▸ **Direction**:
Return every line of the data below that includes the string "triangle".

▸ **Source material**:
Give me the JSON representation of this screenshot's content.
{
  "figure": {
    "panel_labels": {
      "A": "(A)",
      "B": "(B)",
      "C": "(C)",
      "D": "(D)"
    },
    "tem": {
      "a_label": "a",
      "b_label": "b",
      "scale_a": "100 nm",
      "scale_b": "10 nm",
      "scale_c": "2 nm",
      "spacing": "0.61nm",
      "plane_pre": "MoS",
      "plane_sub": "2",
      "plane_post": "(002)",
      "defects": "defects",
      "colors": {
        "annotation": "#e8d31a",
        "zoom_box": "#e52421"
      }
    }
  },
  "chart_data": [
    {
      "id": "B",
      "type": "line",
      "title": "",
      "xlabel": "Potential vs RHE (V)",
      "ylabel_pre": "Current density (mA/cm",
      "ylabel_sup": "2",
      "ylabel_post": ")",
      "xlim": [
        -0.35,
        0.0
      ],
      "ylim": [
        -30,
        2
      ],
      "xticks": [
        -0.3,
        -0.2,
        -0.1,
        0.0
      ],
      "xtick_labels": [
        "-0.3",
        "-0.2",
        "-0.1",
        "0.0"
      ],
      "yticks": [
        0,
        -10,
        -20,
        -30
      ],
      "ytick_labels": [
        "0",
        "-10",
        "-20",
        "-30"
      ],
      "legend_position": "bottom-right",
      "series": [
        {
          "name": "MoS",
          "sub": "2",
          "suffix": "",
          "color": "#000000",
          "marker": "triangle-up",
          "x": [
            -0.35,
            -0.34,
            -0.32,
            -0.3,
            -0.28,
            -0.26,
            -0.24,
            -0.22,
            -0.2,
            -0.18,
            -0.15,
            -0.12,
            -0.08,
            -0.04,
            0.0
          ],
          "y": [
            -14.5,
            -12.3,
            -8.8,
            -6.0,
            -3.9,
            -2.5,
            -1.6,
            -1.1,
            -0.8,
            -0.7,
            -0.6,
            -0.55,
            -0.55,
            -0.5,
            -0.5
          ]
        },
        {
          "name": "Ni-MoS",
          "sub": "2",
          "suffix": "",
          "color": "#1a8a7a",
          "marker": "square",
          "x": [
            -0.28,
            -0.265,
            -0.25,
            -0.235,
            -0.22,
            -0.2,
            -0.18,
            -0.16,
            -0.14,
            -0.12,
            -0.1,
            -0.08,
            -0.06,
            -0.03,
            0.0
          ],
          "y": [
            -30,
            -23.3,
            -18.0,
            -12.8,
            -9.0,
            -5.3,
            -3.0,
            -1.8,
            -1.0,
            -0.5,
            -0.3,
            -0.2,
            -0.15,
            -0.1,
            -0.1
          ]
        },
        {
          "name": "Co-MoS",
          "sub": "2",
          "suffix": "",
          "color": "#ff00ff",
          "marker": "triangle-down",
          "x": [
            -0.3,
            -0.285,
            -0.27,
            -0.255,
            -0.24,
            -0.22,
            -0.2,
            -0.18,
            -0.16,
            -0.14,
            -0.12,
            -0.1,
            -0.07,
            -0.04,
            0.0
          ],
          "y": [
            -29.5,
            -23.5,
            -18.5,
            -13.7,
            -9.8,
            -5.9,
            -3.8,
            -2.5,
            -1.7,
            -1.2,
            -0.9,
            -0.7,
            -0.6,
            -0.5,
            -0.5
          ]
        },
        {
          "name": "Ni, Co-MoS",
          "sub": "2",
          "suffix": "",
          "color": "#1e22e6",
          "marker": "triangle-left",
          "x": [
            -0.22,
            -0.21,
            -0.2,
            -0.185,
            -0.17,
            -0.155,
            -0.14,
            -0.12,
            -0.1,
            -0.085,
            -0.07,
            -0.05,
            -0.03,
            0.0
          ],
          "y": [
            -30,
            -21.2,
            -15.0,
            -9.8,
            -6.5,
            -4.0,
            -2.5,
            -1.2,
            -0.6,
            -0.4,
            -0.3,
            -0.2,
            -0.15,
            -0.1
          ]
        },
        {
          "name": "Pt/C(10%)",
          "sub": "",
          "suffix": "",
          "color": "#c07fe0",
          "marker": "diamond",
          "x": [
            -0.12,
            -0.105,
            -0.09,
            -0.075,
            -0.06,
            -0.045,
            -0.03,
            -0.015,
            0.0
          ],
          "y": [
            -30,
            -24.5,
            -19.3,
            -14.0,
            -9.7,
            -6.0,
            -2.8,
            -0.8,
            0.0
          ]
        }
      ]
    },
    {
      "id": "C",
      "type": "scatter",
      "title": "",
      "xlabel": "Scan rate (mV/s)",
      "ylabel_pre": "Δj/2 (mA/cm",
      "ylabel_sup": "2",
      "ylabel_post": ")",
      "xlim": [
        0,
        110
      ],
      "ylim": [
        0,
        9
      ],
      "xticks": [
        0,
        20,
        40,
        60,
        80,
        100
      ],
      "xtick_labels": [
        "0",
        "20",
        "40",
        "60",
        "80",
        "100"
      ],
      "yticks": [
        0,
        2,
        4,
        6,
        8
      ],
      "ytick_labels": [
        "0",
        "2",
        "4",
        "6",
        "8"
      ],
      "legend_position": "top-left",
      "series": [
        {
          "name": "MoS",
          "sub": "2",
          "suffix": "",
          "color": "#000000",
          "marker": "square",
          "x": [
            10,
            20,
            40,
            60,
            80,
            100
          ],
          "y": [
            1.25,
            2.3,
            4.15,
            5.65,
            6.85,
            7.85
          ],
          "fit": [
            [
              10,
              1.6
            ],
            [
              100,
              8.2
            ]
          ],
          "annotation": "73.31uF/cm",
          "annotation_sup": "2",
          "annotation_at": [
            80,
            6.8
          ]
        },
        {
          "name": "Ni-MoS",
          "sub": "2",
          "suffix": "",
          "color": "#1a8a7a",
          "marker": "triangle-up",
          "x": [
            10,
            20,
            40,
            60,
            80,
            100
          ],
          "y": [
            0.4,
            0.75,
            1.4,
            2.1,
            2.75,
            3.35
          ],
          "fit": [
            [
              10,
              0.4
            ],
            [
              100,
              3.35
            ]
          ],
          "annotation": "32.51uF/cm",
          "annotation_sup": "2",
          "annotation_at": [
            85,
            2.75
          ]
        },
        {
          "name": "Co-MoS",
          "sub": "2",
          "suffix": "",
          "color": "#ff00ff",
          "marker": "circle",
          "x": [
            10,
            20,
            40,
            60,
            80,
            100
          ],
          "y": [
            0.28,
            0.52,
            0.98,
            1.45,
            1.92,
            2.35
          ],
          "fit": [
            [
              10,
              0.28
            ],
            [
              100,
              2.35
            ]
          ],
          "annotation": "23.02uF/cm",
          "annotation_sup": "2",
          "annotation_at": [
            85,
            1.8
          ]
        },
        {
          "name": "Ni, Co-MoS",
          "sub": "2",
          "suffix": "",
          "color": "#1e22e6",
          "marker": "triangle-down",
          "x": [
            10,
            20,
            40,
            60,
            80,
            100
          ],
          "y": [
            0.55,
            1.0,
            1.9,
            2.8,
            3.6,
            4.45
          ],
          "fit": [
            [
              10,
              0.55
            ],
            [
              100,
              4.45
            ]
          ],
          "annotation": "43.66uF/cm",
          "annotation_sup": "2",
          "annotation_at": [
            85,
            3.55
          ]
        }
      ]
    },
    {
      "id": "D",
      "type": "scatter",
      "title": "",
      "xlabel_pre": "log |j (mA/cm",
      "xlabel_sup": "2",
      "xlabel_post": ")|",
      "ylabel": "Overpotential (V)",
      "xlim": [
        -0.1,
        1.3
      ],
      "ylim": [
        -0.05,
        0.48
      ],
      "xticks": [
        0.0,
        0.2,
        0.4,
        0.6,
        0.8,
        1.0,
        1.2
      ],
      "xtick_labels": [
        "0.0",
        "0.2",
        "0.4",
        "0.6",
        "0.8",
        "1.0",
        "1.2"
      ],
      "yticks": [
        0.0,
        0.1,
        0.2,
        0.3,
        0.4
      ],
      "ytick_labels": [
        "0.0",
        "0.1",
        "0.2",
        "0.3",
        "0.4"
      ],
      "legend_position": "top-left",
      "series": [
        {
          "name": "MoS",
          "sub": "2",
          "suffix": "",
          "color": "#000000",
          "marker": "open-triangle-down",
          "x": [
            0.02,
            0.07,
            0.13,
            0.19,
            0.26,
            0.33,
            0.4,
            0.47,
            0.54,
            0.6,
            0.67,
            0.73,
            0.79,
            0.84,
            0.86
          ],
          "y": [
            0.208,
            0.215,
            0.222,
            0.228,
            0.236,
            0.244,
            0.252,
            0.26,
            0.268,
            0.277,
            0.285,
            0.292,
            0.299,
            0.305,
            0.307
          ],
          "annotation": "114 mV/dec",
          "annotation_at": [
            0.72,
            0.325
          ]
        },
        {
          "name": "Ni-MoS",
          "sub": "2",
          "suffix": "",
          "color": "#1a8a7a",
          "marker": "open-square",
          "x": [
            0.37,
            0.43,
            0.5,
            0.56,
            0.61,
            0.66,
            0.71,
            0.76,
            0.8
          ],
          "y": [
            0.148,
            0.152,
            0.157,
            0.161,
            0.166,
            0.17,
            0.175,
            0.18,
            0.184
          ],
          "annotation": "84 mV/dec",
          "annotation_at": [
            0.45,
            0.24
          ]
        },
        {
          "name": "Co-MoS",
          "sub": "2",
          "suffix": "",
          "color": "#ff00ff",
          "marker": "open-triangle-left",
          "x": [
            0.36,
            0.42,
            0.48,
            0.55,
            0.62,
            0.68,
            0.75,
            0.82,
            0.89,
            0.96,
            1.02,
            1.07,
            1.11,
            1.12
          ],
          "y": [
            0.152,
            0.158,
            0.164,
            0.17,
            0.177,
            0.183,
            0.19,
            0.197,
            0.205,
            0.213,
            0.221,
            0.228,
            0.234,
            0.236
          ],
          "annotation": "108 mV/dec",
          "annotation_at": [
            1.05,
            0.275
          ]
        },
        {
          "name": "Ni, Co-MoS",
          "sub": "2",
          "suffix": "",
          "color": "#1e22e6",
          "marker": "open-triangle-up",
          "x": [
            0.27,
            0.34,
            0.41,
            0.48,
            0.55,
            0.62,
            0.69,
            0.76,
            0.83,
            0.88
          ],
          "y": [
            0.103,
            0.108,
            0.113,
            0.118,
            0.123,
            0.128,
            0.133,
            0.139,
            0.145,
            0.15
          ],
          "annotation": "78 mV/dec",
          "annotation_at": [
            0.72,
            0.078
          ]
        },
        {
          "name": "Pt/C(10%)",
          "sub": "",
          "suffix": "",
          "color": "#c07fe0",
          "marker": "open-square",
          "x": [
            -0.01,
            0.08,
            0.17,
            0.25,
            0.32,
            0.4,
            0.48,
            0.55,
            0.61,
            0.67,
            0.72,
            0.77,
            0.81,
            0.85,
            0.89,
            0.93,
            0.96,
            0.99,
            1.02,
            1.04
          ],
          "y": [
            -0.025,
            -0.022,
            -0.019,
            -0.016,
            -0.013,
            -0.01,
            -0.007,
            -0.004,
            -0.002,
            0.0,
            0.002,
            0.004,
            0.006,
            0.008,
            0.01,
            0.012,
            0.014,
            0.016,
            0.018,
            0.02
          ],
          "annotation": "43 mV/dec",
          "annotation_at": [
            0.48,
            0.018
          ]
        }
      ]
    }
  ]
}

▸ **Written solution**:
          "marker": "triangle-up",
          "marker": "triangle-down",
          "marker": "triangle-left",
          "marker": "triangle-up",
          "marker": "triangle-down",
          "marker": "open-triangle-down",
          "marker": "open-triangle-left",
          "marker": "open-triangle-up",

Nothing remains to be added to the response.